Despite the provisions of Paragraph 1, the rental of assets according to Paragraph 1 shall be permitted, if this applies to a normal operational rental, provided the minister concerned and the Minister of Finance agree.

Article 30

Individual ministers may, with the agreement of the Minister of Finance, conclude a project contract and an operations contract that come under the ministry, for a period exceeding one year with the government agency that has performed the operation in the past, with other government agencies, municipalities or private entities as long as appropriations for the project or operation are available in the fiscal budget. The term operations contract refers to specific segments of operations or the operation of a government agency as a whole in respect of activities which the government must perform and pay for by law or constitute a part of activities that a government entity must perform.

A private entity will nevertheless not by contract cf. Paragraph 1 be entrusted with public power to make decisions on the rights and duties of persons unless a special authorisation exists in law. If such contracts are concluded, the provisions of the Administrative Procedures Act and the Information Act as well as the general rules of administrative justice, apply to such public administration entrusted to a contractor. The provisions of laws regarding the dissemination of information and access to information regarding environmental matters shall in the same manner apply to a contractor and its obligation to inform.

A government agency under Group A shall be authorised without the initiative of the minister to conclude a contract regarding specific operational projects, as long as it does not concern activities that include the power to make decisions regarding the rights and duties of persons, and the cost of the project does not constitute a significant part of the total expenditure of the agency.

A contractor and his employees shall be bound by confidentiality regarding knowledge gained while the operations project is being implemented and which shall remain confidential. The provisions of Article 18 of the Government Employees Act no. 70/1996 apply regarding confidentiality and a violation thereof shall be punishable according to Article 136 of the Penal Code no. 19/1940.

Exercise
Reproduce the legal passage between "A government agency under" and "of the agency.", inclusive, swapping "significant" for "substantial".

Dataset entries

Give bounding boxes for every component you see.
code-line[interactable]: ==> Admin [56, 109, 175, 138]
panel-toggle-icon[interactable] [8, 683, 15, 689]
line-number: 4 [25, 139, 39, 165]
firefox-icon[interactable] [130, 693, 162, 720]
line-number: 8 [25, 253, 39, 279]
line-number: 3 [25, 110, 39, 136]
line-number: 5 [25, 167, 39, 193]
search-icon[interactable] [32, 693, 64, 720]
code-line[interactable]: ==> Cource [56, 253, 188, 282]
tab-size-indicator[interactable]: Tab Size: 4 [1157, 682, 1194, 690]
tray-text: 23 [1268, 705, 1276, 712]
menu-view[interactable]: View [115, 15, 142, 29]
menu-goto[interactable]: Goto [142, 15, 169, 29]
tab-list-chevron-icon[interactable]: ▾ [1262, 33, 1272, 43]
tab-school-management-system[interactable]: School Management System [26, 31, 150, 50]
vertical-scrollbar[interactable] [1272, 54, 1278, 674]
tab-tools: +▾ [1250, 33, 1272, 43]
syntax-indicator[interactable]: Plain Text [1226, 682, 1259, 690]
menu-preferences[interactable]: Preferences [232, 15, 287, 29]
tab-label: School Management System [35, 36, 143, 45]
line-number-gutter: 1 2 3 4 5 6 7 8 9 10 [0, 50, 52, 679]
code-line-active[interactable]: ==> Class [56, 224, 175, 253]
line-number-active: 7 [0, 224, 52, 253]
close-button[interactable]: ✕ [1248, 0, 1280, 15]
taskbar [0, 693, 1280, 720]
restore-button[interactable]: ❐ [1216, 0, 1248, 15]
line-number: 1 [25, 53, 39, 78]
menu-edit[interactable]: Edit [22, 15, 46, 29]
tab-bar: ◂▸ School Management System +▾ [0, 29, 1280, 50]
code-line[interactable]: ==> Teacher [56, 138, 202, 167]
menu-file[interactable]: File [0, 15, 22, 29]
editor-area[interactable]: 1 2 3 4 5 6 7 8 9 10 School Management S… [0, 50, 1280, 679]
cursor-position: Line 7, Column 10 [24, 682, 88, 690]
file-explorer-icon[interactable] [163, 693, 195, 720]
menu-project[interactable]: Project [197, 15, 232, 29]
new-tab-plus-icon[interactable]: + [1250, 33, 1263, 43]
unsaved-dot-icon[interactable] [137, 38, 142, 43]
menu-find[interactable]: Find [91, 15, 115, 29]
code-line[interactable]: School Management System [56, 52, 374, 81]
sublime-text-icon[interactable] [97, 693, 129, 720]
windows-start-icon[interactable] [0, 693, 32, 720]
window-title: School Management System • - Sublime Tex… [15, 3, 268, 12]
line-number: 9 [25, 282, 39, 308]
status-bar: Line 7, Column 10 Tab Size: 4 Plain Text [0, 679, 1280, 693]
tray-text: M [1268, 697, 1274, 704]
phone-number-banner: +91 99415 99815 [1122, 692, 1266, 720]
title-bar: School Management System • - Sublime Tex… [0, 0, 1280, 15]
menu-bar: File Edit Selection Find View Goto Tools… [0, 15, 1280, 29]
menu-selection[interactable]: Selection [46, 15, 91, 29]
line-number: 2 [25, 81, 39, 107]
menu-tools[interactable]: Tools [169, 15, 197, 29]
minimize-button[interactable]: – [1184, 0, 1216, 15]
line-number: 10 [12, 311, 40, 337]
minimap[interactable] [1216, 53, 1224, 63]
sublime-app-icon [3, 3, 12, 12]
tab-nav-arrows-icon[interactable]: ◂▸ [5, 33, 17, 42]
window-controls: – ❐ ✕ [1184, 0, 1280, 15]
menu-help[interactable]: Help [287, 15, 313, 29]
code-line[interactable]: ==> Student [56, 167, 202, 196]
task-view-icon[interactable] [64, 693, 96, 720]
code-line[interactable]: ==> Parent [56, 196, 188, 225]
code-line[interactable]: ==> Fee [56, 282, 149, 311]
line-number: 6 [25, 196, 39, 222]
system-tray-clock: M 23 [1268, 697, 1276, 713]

Problem solution
A government agency under Group A shall be authorised without the initiative of the minister to conclude a contract regarding specific operational projects, as long as it does not concern activities that include the power to make decisions regarding the rights and duties of persons, and the cost of the project does not constitute a substantial part of the total expenditure of the agency.